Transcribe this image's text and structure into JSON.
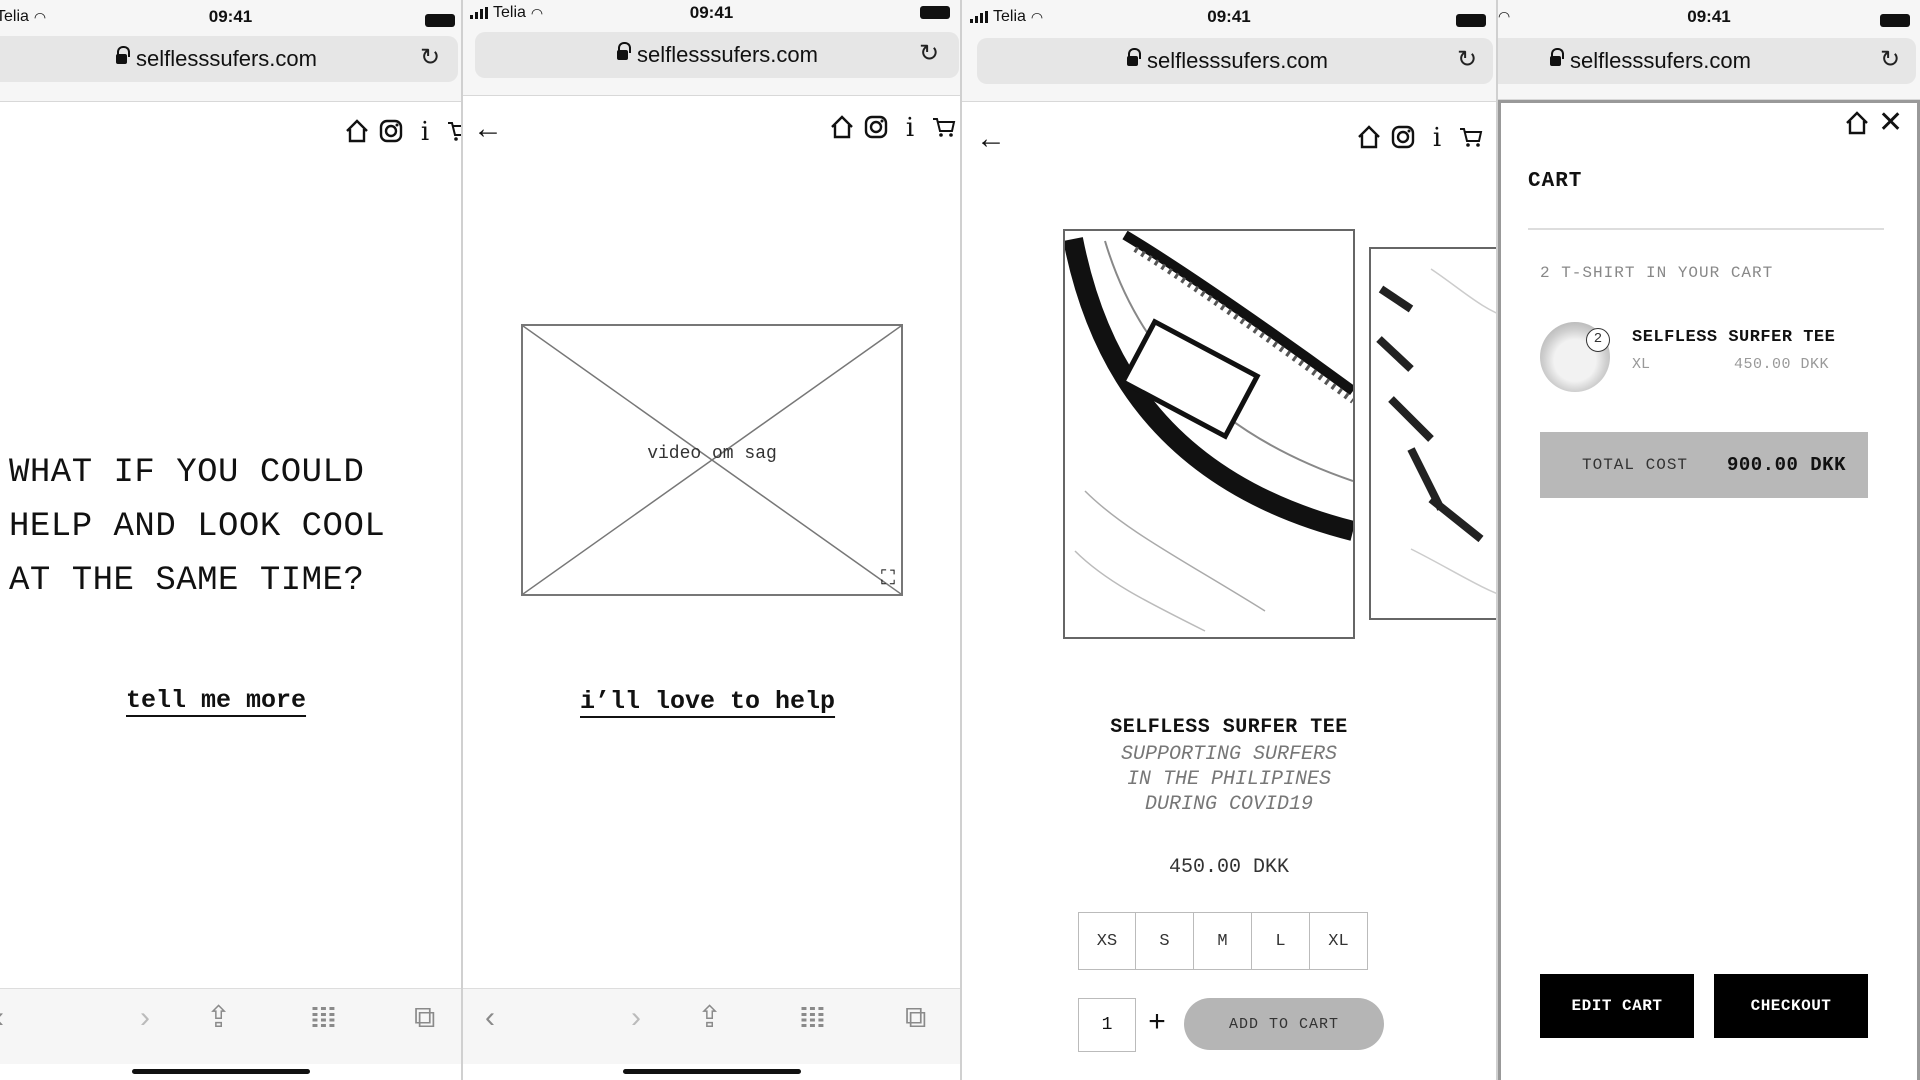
{
  "url": "selflesssufers.com",
  "status": {
    "carrier": "Telia",
    "time": "09:41"
  },
  "icons": [
    "home-icon",
    "instagram-icon",
    "info-icon",
    "cart-icon",
    "back-arrow-icon",
    "reload-icon",
    "lock-icon",
    "close-icon",
    "expand-icon",
    "share-icon",
    "bookmarks-icon",
    "tabs-icon"
  ],
  "landing": {
    "headline": [
      "WHAT IF YOU COULD",
      "HELP AND LOOK COOL",
      "AT THE SAME TIME?"
    ],
    "cta": "tell me more"
  },
  "video_page": {
    "placeholder": "video om sag",
    "cta": "i’ll love to help"
  },
  "product": {
    "title": "SELFLESS SURFER TEE",
    "subtitle": [
      "SUPPORTING SURFERS",
      "IN THE PHILIPINES",
      "DURING COVID19"
    ],
    "price": "450.00 DKK",
    "sizes": [
      "XS",
      "S",
      "M",
      "L",
      "XL"
    ],
    "quantity": "1",
    "plus": "+",
    "add_to_cart": "ADD TO CART"
  },
  "cart": {
    "title": "CART",
    "count_text": "2 T-SHIRT IN YOUR CART",
    "badge": "2",
    "item": {
      "name": "SELFLESS SURFER TEE",
      "size": "XL",
      "price": "450.00 DKK"
    },
    "total_label": "TOTAL COST",
    "total_value": "900.00 DKK",
    "edit": "EDIT CART",
    "checkout": "CHECKOUT"
  }
}
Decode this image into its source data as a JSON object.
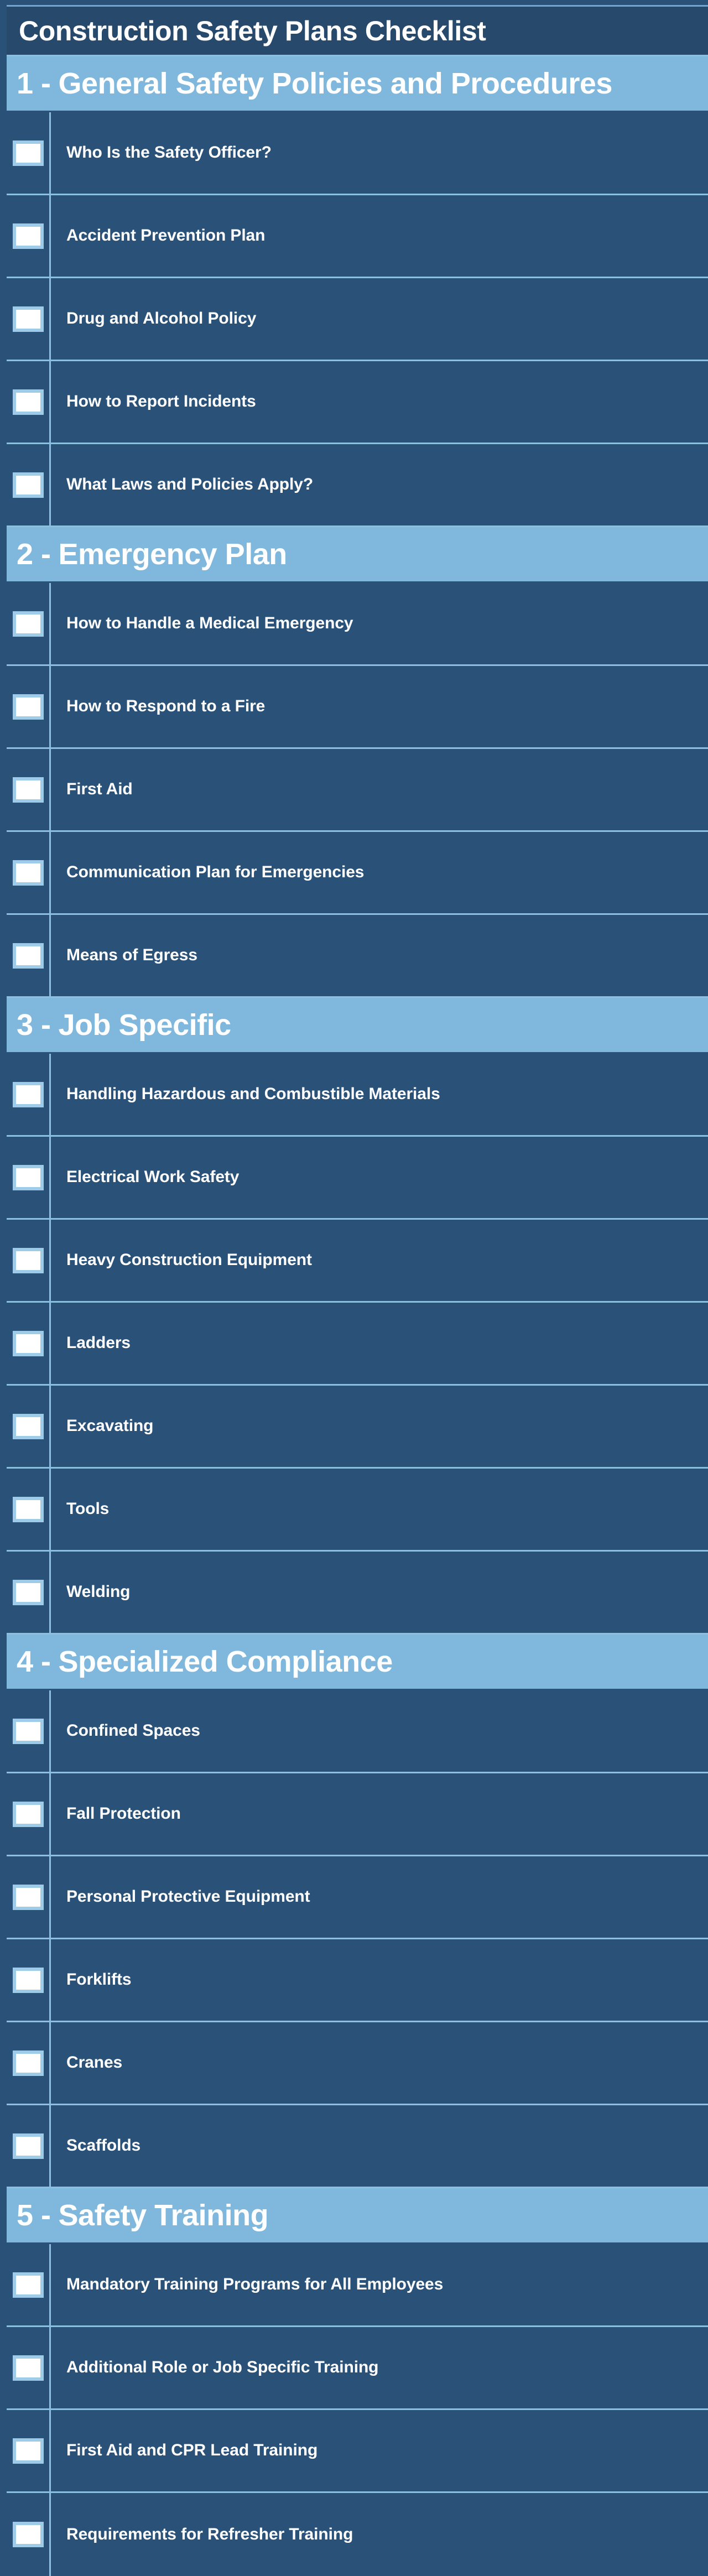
{
  "document": {
    "title": "Construction Safety Plans Checklist"
  },
  "colors": {
    "page_background": "#2a5279",
    "title_bar": "#27496c",
    "section_header": "#7fb8dc",
    "row_background": "#2a5279",
    "grid_line": "#8cc0e0",
    "checkbox_fill": "#ffffff",
    "checkbox_border": "#9ecbe8",
    "text": "#ffffff"
  },
  "checkbox": {
    "icon": "empty-checkbox-icon",
    "checked": false
  },
  "sections": [
    {
      "number": "1 -",
      "label": "General Safety Policies and Procedures",
      "items": [
        {
          "label": "Who Is the Safety Officer?",
          "checked": false
        },
        {
          "label": "Accident Prevention Plan",
          "checked": false
        },
        {
          "label": "Drug and Alcohol Policy",
          "checked": false
        },
        {
          "label": "How to Report Incidents",
          "checked": false
        },
        {
          "label": "What Laws and Policies Apply?",
          "checked": false
        }
      ]
    },
    {
      "number": "2 -",
      "label": "Emergency Plan",
      "items": [
        {
          "label": "How to Handle a Medical Emergency",
          "checked": false
        },
        {
          "label": "How to Respond to a Fire",
          "checked": false
        },
        {
          "label": "First Aid",
          "checked": false
        },
        {
          "label": "Communication Plan for Emergencies",
          "checked": false
        },
        {
          "label": "Means of Egress",
          "checked": false
        }
      ]
    },
    {
      "number": "3 -",
      "label": "Job Specific",
      "items": [
        {
          "label": "Handling Hazardous and Combustible Materials",
          "checked": false
        },
        {
          "label": "Electrical Work Safety",
          "checked": false
        },
        {
          "label": "Heavy Construction Equipment",
          "checked": false
        },
        {
          "label": "Ladders",
          "checked": false
        },
        {
          "label": "Excavating",
          "checked": false
        },
        {
          "label": "Tools",
          "checked": false
        },
        {
          "label": "Welding",
          "checked": false
        }
      ]
    },
    {
      "number": "4 -",
      "label": "Specialized Compliance",
      "items": [
        {
          "label": "Confined Spaces",
          "checked": false
        },
        {
          "label": "Fall Protection",
          "checked": false
        },
        {
          "label": "Personal Protective Equipment",
          "checked": false
        },
        {
          "label": "Forklifts",
          "checked": false
        },
        {
          "label": "Cranes",
          "checked": false
        },
        {
          "label": "Scaffolds",
          "checked": false
        }
      ]
    },
    {
      "number": "5 -",
      "label": "Safety Training",
      "items": [
        {
          "label": "Mandatory Training Programs for All Employees",
          "checked": false
        },
        {
          "label": "Additional Role or Job Specific Training",
          "checked": false
        },
        {
          "label": "First Aid and CPR Lead Training",
          "checked": false
        },
        {
          "label": "Requirements for Refresher Training",
          "checked": false
        }
      ]
    }
  ]
}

◆ ◆ ◆

### TASK
Copy out every line with the word "image".

### SOLUTION FOR THIS TASK
Transcribe this image's text and structure into JSON.
Decode this image into its source data as a JSON object.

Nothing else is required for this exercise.